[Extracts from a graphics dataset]

+ + + +

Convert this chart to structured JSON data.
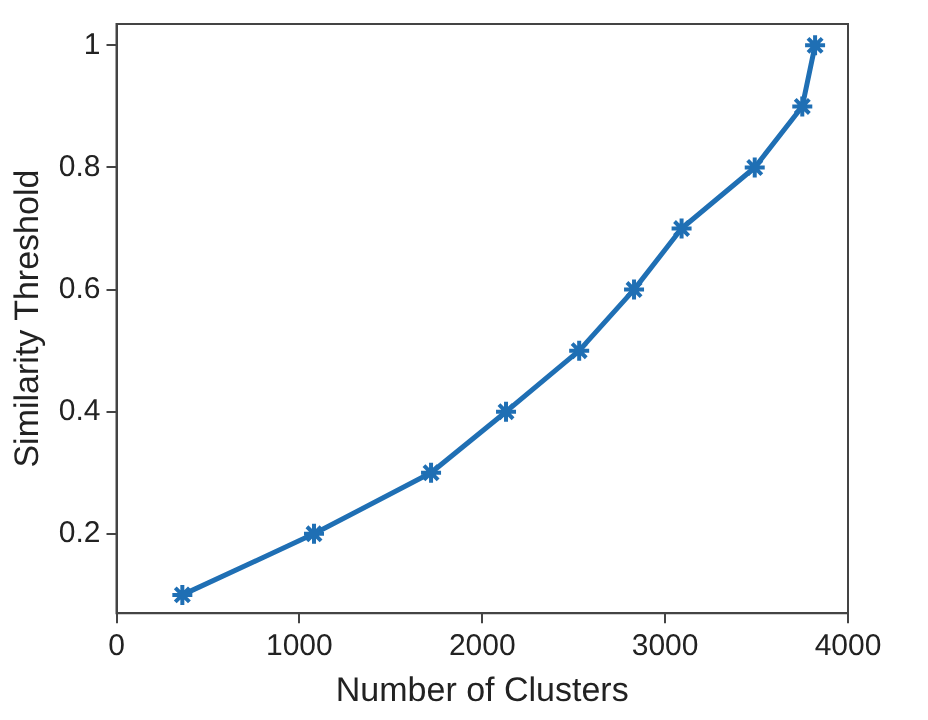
{
  "chart_data": {
    "type": "line",
    "xlabel": "Number of Clusters",
    "ylabel": "Similarity Threshold",
    "x": [
      360,
      1080,
      1720,
      2130,
      2530,
      2830,
      3090,
      3490,
      3750,
      3820
    ],
    "series": [
      {
        "color": "#1f6fb4",
        "values": [
          0.1,
          0.2,
          0.3,
          0.4,
          0.5,
          0.6,
          0.7,
          0.8,
          0.9,
          1.0
        ]
      }
    ],
    "xlim": [
      0,
      4000
    ],
    "xticks": [
      0,
      1000,
      2000,
      3000,
      4000
    ],
    "ylim": [
      0.07,
      1.035
    ],
    "yticks": [
      0.2,
      0.4,
      0.6,
      0.8,
      1
    ],
    "marker": "cross",
    "line_style": "solid",
    "grid": false,
    "legend": false
  }
}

+ + + +

Copy all of the entries verbatim, leaving out any pictures they contain.

Convert this chart to structured JSON data.
{
  "chart_data": {
    "type": "line",
    "xlabel": "Number of Clusters",
    "ylabel": "Similarity Threshold",
    "x": [
      360,
      1080,
      1720,
      2130,
      2530,
      2830,
      3090,
      3490,
      3750,
      3820
    ],
    "series": [
      {
        "color": "#1f6fb4",
        "values": [
          0.1,
          0.2,
          0.3,
          0.4,
          0.5,
          0.6,
          0.7,
          0.8,
          0.9,
          1.0
        ]
      }
    ],
    "xlim": [
      0,
      4000
    ],
    "xticks": [
      0,
      1000,
      2000,
      3000,
      4000
    ],
    "ylim": [
      0.07,
      1.035
    ],
    "yticks": [
      0.2,
      0.4,
      0.6,
      0.8,
      1
    ],
    "marker": "cross",
    "line_style": "solid",
    "grid": false,
    "legend": false
  }
}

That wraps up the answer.